→ Record extracts:

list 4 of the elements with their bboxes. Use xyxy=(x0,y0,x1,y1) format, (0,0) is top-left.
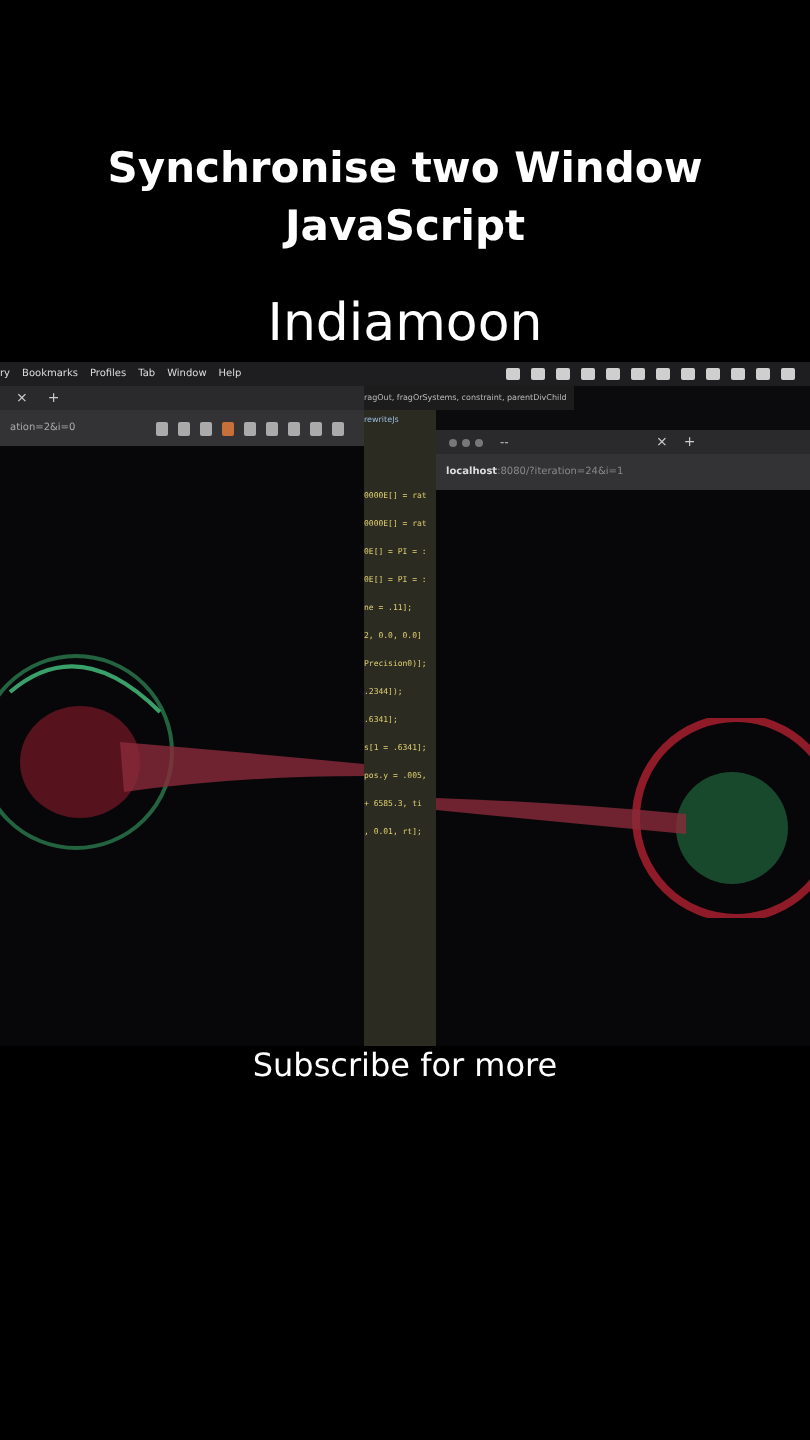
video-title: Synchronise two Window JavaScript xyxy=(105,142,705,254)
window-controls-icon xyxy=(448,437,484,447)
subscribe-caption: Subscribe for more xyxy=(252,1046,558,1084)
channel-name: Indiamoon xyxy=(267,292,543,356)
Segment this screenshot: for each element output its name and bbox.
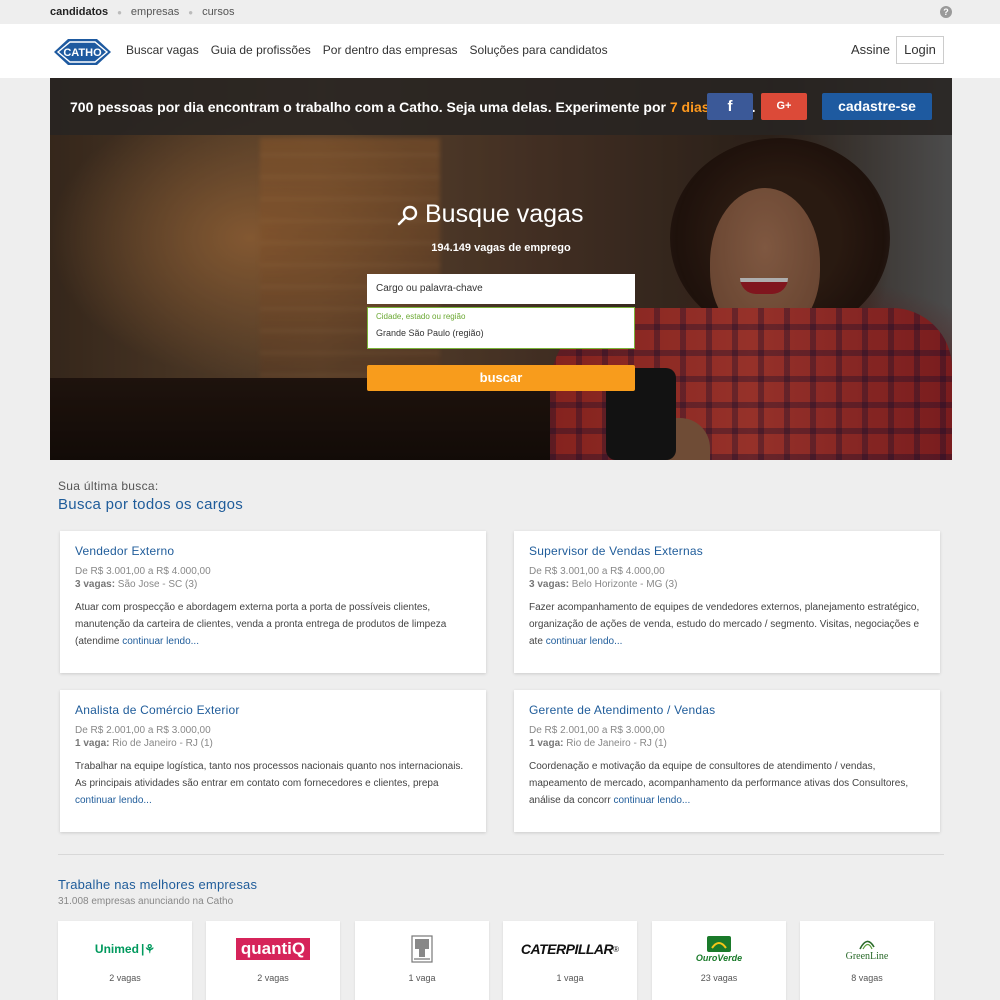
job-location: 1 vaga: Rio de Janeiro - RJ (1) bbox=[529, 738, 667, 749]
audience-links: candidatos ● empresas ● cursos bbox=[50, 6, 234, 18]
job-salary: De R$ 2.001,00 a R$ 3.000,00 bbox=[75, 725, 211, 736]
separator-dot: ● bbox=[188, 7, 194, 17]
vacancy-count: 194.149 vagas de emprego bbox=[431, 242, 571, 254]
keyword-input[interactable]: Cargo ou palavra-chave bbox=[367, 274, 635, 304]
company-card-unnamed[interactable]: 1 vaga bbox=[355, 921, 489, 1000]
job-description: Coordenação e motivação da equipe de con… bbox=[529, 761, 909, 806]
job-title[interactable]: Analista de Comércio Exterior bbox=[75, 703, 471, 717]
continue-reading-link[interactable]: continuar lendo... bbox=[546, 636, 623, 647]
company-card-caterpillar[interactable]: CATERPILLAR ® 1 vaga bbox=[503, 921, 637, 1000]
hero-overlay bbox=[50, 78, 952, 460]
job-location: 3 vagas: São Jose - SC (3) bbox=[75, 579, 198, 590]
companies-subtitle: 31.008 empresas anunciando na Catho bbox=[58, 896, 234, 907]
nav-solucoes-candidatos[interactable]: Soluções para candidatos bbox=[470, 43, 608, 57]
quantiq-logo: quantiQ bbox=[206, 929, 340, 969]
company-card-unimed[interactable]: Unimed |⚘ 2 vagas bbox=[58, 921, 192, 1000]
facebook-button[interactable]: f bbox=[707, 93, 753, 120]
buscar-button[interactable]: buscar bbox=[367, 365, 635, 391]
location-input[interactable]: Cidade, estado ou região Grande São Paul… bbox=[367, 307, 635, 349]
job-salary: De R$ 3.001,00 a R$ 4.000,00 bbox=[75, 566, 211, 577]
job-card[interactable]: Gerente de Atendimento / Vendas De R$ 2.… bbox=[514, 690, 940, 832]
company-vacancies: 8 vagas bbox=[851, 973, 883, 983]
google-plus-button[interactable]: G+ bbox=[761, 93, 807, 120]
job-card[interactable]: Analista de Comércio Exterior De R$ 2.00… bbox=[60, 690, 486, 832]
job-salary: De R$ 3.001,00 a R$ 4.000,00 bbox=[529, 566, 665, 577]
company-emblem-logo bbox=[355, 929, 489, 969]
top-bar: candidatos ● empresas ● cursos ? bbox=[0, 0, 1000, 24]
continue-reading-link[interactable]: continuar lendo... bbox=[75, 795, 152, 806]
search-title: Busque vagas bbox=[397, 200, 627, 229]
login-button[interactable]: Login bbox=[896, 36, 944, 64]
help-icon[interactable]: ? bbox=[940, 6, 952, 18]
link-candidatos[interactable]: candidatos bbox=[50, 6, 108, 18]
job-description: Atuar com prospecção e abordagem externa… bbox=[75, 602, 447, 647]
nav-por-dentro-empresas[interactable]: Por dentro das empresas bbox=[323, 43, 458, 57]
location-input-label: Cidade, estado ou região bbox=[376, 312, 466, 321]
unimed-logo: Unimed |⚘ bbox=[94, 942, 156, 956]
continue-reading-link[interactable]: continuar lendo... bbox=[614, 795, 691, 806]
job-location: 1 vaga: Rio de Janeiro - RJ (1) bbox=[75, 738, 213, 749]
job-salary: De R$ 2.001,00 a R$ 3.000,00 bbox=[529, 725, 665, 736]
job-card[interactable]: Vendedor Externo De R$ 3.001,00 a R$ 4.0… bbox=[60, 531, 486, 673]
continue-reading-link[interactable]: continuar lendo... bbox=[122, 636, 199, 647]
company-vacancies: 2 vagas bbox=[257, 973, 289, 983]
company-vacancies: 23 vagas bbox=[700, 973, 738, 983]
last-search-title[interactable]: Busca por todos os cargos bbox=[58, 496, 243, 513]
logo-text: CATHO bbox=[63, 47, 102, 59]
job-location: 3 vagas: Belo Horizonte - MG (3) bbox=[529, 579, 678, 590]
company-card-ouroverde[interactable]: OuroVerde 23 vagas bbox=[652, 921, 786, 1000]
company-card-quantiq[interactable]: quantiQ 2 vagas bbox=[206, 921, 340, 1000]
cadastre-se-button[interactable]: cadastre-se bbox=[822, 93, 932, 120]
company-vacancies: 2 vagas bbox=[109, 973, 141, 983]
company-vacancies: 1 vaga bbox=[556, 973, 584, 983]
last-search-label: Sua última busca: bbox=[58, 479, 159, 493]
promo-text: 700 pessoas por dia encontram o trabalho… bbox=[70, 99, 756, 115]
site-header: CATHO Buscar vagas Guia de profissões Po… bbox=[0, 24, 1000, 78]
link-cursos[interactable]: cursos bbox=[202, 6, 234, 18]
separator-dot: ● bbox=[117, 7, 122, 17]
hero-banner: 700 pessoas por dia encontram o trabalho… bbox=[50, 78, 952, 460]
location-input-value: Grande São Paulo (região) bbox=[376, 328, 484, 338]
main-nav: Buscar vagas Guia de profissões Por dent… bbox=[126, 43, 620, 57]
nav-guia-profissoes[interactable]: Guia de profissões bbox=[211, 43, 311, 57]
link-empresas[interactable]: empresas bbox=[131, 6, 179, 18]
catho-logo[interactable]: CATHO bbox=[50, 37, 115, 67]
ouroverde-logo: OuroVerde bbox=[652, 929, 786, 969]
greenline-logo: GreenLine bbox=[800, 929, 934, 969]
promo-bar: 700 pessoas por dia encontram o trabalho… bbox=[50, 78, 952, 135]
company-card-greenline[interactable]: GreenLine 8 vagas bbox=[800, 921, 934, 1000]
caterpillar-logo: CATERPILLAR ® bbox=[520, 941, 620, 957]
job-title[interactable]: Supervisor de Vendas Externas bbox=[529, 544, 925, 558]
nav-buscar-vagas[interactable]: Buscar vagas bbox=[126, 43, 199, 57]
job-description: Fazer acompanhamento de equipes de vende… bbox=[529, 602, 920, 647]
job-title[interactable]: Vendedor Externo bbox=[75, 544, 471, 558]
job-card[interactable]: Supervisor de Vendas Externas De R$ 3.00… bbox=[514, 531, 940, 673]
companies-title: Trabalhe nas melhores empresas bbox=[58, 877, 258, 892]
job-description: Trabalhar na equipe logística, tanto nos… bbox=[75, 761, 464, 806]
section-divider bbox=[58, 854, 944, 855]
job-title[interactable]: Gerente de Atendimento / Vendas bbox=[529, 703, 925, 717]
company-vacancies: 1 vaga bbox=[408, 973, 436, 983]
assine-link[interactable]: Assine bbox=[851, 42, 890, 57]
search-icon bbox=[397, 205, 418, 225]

→ Exercise:
Turn every line of the rows above into a JSON list of strings, one string per line, with blank lines skipped and the pictures left out.

→ Task result:
[
  "list 4 of the elements with their bboxes. Use xyxy=(x0,y0,x1,y1) format, (0,0) is top-left.",
  "video-title: Synchronise two Window JavaScript xyxy=(105,142,705,254)",
  "window-controls-icon xyxy=(448,437,484,447)",
  "subscribe-caption: Subscribe for more xyxy=(252,1046,558,1084)",
  "channel-name: Indiamoon xyxy=(267,292,543,356)",
  "Segment this screenshot: for each element output its name and bbox.",
  "job-location: 1 vaga: Rio de Janeiro - RJ (1) bbox=[529, 738, 667, 749]",
  "audience-links: candidatos ● empresas ● cursos bbox=[50, 6, 234, 18]",
  "job-salary: De R$ 2.001,00 a R$ 3.000,00 bbox=[75, 725, 211, 736]",
  "separator-dot: ● bbox=[188, 7, 194, 17]",
  "vacancy-count: 194.149 vagas de emprego bbox=[431, 242, 571, 254]",
  "keyword-input[interactable]: Cargo ou palavra-chave bbox=[367, 274, 635, 304]",
  "company-card-unnamed[interactable]: 1 vaga bbox=[355, 921, 489, 1000]",
  "job-description: Coordenação e motivação da equipe de con… bbox=[529, 761, 909, 806]",
  "job-title[interactable]: Analista de Comércio Exterior bbox=[75, 703, 471, 717]",
  "continue-reading-link[interactable]: continuar lendo... bbox=[546, 636, 623, 647]",
  "company-card-caterpillar[interactable]: CATERPILLAR ® 1 vaga bbox=[503, 921, 637, 1000]",
  "hero-overlay bbox=[50, 78, 952, 460]",
  "job-location: 3 vagas: São Jose - SC (3) bbox=[75, 579, 198, 590]",
  "companies-subtitle: 31.008 empresas anunciando na Catho bbox=[58, 896, 234, 907]",
  "nav-solucoes-candidatos[interactable]: Soluções para candidatos bbox=[470, 43, 608, 57]",
  "quantiq-logo: quantiQ bbox=[206, 929, 340, 969]",
  "company-card-unimed[interactable]: Unimed |⚘ 2 vagas bbox=[58, 921, 192, 1000]",
  "facebook-button[interactable]: f bbox=[707, 93, 753, 120]",
  "buscar-button[interactable]: buscar bbox=[367, 365, 635, 391]",
  "location-input[interactable]: Cidade, estado ou região Grande São Paul… bbox=[367, 307, 635, 349]",
  "job-salary: De R$ 3.001,00 a R$ 4.000,00 bbox=[75, 566, 211, 577]",
  "job-card[interactable]: Gerente de Atendimento / Vendas De R$ 2.… bbox=[514, 690, 940, 832]",
  "company-vacancies: 8 vagas bbox=[851, 973, 883, 983]",
  "google-plus-button[interactable]: G+ bbox=[761, 93, 807, 120]",
  "job-card[interactable]: Analista de Comércio Exterior De R$ 2.00… bbox=[60, 690, 486, 832]",
  "job-salary: De R$ 3.001,00 a R$ 4.000,00 bbox=[529, 566, 665, 577]",
  "company-emblem-logo bbox=[355, 929, 489, 969]",
  "top-bar: candidatos ● empresas ● cursos ? bbox=[0, 0, 1000, 24]",
  "continue-reading-link[interactable]: continuar lendo... bbox=[75, 795, 152, 806]",
  "search-title: Busque vagas bbox=[397, 200, 627, 229]",
  "login-button[interactable]: Login bbox=[896, 36, 944, 64]",
  "help-icon[interactable]: ? bbox=[940, 6, 952, 18]",
  "link-candidatos[interactable]: candidatos bbox=[50, 6, 108, 18]",
  "job-description: Atuar com prospecção e abordagem externa… bbox=[75, 602, 447, 647]",
  "nav-por-dentro-empresas[interactable]: Por dentro das empresas bbox=[323, 43, 458, 57]",
  "location-input-label: Cidade, estado ou região bbox=[376, 312, 466, 321]",
  "unimed-logo: Unimed |⚘ bbox=[94, 942, 156, 956]",
  "continue-reading-link[interactable]: continuar lendo... bbox=[614, 795, 691, 806]",
  "job-location: 1 vaga: Rio de Janeiro - RJ (1) bbox=[75, 738, 213, 749]",
  "job-salary: De R$ 2.001,00 a R$ 3.000,00 bbox=[529, 725, 665, 736]",
  "job-card[interactable]: Vendedor Externo De R$ 3.001,00 a R$ 4.0… bbox=[60, 531, 486, 673]",
  "continue-reading-link[interactable]: continuar lendo... bbox=[122, 636, 199, 647]",
  "company-vacancies: 2 vagas bbox=[257, 973, 289, 983]",
  "company-vacancies: 23 vagas bbox=[700, 973, 738, 983]",
  "last-search-title[interactable]: Busca por todos os cargos bbox=[58, 496, 243, 513]",
  "logo-text: CATHO bbox=[63, 47, 102, 59]",
  "job-location: 3 vagas: Belo Horizonte - MG (3) bbox=[529, 579, 678, 590]",
  "company-card-ouroverde[interactable]: OuroVerde 23 vagas bbox=[652, 921, 786, 1000]",
  "company-card-quantiq[interactable]: quantiQ 2 vagas bbox=[206, 921, 340, 1000]",
  "cadastre-se-button[interactable]: cadastre-se bbox=[822, 93, 932, 120]",
  "company-vacancies: 2 vagas bbox=[109, 973, 141, 983]",
  "company-vacancies: 1 vaga bbox=[556, 973, 584, 983]",
  "last-search-label: Sua última busca: bbox=[58, 479, 159, 493]",
  "promo-text: 700 pessoas por dia encontram o trabalho… bbox=[70, 99, 756, 115]",
  "site-header: CATHO Buscar vagas Guia de profissões Po… bbox=[0, 24, 1000, 78]",
  "link-cursos[interactable]: cursos bbox=[202, 6, 234, 18]",
  "separator-dot: ● bbox=[117, 7, 122, 17]",
  "hero-banner: 700 pessoas por dia encontram o trabalho… bbox=[50, 78, 952, 460]",
  "location-input-value: Grande São Paulo (região) bbox=[376, 328, 484, 338]",
  "main-nav: Buscar vagas Guia de profissões Por dent… bbox=[126, 43, 620, 57]",
  "nav-guia-profissoes[interactable]: Guia de profissões bbox=[211, 43, 311, 57]",
  "link-empresas[interactable]: empresas bbox=[131, 6, 179, 18]",
  "catho-logo[interactable]: CATHO bbox=[50, 37, 115, 67]",
  "ouroverde-logo: OuroVerde bbox=[652, 929, 786, 969]",
  "greenline-logo: GreenLine bbox=[800, 929, 934, 969]",
  "promo-bar: 700 pessoas por dia encontram o trabalho… bbox=[50, 78, 952, 135]",
  "company-card-greenline[interactable]: GreenLine 8 vagas bbox=[800, 921, 934, 1000]",
  "caterpillar-logo: CATERPILLAR ® bbox=[520, 941, 620, 957]",
  "job-title[interactable]: Supervisor de Vendas Externas bbox=[529, 544, 925, 558]",
  "nav-buscar-vagas[interactable]: Buscar vagas bbox=[126, 43, 199, 57]",
  "job-description: Fazer acompanhamento de equipes de vende… bbox=[529, 602, 920, 647]",
  "job-title[interactable]: Vendedor Externo bbox=[75, 544, 471, 558]",
  "job-card[interactable]: Supervisor de Vendas Externas De R$ 3.00… bbox=[514, 531, 940, 673]",
  "companies-title: Trabalhe nas melhores empresas bbox=[58, 877, 258, 892]",
  "job-description: Trabalhar na equipe logística, tanto nos… bbox=[75, 761, 464, 806]",
  "section-divider bbox=[58, 854, 944, 855]",
  "job-title[interactable]: Gerente de Atendimento / Vendas bbox=[529, 703, 925, 717]",
  "company-vacancies: 1 vaga bbox=[408, 973, 436, 983]",
  "assine-link[interactable]: Assine bbox=[851, 42, 890, 57]",
  "search-icon bbox=[397, 205, 418, 225]"
]